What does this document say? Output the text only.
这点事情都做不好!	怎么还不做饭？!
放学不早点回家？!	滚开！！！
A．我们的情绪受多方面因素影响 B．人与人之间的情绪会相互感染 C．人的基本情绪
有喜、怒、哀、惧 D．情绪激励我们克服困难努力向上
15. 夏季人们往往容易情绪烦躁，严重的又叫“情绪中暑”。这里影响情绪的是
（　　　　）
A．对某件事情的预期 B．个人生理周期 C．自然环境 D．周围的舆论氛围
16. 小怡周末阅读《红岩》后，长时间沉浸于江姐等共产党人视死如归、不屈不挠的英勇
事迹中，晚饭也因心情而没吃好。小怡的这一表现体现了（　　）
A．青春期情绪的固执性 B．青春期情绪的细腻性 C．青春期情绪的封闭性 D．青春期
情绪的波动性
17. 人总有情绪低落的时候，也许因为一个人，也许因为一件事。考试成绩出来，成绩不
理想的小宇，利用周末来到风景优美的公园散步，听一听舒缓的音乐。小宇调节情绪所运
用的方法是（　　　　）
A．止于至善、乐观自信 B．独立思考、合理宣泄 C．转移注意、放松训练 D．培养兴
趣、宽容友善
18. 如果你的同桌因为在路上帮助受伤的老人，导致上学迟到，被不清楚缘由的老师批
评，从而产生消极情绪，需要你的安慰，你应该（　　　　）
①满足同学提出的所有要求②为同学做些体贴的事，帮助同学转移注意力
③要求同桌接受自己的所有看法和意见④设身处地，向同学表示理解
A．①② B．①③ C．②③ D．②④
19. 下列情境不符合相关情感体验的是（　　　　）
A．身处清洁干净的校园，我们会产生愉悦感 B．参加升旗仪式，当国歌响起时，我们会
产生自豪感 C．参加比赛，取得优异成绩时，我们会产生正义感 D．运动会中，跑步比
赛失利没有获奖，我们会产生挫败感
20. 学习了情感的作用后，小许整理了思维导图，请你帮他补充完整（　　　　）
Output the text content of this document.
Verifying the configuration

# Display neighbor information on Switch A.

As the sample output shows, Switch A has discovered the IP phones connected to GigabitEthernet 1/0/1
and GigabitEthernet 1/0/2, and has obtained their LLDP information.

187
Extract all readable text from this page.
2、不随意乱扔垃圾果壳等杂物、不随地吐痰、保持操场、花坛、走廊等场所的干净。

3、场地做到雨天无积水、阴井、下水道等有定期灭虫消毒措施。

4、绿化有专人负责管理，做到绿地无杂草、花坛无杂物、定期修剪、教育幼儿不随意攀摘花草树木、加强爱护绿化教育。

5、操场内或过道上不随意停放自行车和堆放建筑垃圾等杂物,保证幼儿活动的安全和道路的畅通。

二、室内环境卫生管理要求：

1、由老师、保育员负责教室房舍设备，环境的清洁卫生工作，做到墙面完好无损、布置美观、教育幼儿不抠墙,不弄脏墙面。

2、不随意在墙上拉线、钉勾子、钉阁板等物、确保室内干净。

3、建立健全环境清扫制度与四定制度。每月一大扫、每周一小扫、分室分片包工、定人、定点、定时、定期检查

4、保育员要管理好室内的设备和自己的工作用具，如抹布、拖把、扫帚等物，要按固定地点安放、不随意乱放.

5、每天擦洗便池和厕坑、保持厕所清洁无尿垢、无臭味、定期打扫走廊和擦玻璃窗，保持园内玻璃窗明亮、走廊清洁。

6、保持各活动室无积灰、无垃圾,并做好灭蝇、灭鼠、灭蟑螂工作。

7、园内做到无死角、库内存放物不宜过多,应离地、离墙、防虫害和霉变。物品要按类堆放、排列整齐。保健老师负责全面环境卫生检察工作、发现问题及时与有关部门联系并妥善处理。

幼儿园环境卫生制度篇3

■ INSTRUCTIONS FOR THE TASK ■
Search the lines for the string "document" and copy every line that has it.

■ EXPECTED ANSWER ■
What does this document say? Output the text only.
Output the text content of this document.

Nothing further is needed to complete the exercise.